--- PAGE EXTRACT ---

──────

At about 1 p.m. a heavy force moved out to the assault, making a gallant charge. They were allowed to approach unmolested to within good musket range, when every available gun was opened upon them with grape and canister, and the men, rising in the trenches, poured into their ranks volley after volley with so deadly an effect that, leaving the ground literally covered in some places with their dead and wounded, they precipitately retreated. An angle of one of our redoubts hail been breached by their artillery before the assault and rendered untenable. Toward this point, at the time of the repulse of the main body, a party of about 60 of the enemy, under the command of a lieutenant-colonel, made a rush, and succeeded in effecting a lodgment in the ditch at the foot of the redoubt and planting two flags on the edge of the parapet. The work was constructed in such a manner that this ditch was commanded by no part of the line, and the only means by which they could be dislodged was to retake the angle by a desperate charge, and either kill or compel the surrender of the whole party by the use of hand-grenades. A call for volunteers for this purpose was made and promptly responded to by Lieut. Col. E. W. Pettus, Twentieth Alabama Regiment, and about 40 men of Waul’s Texas Legion. A more gallant feat than this charge has not illustrated our arms during the war.

The preparations were quietly and quickly made, but the enemy seemed at once to divine our intention, and opened upon the angle a terrible fire of shot, shell, and musketry. Undaunted, this little band, its chivalrous commander at its head, rushed upon the work, and in less time than it requires to describe it, it and the flags were in our possession.

Preparations were then quickly made for the use of hand-grenades, when the enemy in the ditch, being informed of our purpose, immediately surrendered(86).

──────

--- PROVIDED RECORDS ---
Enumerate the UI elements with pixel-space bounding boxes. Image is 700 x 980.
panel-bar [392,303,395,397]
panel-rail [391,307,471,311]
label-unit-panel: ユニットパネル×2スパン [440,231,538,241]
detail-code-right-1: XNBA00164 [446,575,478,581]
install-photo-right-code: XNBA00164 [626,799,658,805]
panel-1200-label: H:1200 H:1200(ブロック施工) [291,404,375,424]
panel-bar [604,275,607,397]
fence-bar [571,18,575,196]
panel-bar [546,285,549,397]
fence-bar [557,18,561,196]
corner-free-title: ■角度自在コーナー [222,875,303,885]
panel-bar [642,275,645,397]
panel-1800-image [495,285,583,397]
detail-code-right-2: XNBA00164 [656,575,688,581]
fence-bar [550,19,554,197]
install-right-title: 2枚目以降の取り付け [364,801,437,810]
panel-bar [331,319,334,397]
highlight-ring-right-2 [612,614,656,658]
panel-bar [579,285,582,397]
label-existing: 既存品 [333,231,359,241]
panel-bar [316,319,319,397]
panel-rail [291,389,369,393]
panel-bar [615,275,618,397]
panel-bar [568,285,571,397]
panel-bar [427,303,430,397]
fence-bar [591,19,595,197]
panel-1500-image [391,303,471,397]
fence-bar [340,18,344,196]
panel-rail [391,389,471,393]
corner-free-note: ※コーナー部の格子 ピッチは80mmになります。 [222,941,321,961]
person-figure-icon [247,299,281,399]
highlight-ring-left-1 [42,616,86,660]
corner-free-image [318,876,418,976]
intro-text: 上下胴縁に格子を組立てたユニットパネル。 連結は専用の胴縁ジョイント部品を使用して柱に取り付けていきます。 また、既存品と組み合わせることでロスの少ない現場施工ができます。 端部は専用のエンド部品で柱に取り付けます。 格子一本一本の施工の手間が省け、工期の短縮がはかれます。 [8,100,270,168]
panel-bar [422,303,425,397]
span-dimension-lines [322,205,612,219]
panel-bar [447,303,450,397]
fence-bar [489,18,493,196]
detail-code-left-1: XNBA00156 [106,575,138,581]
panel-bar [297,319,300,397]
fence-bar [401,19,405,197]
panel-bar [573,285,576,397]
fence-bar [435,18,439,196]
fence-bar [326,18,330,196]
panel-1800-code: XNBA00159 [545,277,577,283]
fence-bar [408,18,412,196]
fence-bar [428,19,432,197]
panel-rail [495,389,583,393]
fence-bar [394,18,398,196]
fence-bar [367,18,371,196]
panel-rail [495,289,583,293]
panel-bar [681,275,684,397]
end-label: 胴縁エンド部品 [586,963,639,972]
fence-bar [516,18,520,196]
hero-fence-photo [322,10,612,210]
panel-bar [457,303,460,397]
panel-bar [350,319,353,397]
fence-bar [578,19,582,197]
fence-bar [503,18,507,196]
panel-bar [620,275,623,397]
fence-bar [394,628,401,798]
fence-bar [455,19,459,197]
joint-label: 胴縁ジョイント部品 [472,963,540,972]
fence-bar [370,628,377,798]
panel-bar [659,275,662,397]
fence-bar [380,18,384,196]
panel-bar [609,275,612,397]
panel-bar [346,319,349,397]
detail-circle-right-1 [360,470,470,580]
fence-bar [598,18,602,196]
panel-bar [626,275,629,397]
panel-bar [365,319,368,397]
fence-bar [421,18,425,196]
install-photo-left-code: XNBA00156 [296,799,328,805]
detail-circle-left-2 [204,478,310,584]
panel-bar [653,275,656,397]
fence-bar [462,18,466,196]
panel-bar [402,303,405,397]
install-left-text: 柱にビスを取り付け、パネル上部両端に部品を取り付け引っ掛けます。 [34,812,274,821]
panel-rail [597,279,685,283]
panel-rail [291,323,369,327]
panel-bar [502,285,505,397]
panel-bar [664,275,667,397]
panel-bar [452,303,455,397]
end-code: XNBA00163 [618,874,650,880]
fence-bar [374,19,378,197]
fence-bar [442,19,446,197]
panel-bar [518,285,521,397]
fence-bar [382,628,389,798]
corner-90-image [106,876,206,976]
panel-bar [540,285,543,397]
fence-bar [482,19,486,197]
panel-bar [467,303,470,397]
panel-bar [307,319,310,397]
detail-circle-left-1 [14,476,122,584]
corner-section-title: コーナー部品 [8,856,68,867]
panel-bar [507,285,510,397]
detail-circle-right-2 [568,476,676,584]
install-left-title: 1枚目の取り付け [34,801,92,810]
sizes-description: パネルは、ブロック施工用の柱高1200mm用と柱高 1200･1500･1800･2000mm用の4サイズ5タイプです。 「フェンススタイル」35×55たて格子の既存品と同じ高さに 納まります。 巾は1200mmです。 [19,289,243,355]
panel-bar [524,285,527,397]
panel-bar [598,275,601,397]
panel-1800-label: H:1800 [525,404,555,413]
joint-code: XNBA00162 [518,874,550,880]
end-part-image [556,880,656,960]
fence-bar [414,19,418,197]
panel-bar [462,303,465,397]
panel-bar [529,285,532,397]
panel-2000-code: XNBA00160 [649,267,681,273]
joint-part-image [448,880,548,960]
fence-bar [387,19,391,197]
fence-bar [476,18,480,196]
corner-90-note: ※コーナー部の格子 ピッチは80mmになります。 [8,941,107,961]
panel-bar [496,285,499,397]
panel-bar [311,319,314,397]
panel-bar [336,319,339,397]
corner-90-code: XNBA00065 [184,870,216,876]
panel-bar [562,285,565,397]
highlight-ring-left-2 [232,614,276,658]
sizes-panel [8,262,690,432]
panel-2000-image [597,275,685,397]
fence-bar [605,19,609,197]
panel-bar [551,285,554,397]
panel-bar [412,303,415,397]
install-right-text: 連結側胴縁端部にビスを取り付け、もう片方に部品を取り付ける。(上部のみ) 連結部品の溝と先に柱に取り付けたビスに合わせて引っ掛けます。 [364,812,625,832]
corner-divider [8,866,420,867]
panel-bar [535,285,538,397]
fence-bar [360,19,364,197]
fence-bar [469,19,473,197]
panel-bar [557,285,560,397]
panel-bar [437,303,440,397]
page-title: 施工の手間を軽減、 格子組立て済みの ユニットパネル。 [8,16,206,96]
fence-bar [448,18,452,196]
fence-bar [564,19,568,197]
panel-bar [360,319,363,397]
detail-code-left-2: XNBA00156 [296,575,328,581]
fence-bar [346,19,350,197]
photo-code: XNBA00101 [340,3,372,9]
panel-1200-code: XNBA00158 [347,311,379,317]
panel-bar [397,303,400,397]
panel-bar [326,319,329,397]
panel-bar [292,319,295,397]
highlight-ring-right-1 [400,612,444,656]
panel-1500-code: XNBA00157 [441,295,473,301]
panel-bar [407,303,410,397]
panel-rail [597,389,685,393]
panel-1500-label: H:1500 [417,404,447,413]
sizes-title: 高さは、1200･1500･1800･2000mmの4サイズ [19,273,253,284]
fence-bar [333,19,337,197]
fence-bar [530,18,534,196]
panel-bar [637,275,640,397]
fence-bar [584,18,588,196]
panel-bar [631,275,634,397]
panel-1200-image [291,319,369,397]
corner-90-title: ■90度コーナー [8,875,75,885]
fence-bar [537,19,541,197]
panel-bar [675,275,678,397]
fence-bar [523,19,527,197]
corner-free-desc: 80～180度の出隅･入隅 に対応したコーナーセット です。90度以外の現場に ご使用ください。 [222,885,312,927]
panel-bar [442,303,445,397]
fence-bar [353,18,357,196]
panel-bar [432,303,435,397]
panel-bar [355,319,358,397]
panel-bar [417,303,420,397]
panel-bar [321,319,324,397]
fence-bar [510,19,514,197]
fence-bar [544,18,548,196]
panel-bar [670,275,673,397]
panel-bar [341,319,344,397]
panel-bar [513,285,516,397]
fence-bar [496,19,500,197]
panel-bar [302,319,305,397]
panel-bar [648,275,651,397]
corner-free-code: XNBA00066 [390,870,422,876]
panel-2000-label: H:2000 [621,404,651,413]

──────

--- TASK REQUIREMENTS ---
Retype the passage in the battle report starting with "Preparations were then" and going on through "purpose, immediately surrendered(86).". The items play no part in this.

--- COMPLETE ANSWER ---
Preparations were then quickly made for the use of hand-grenades, when the enemy in the ditch, being informed of our purpose, immediately surrendered(86).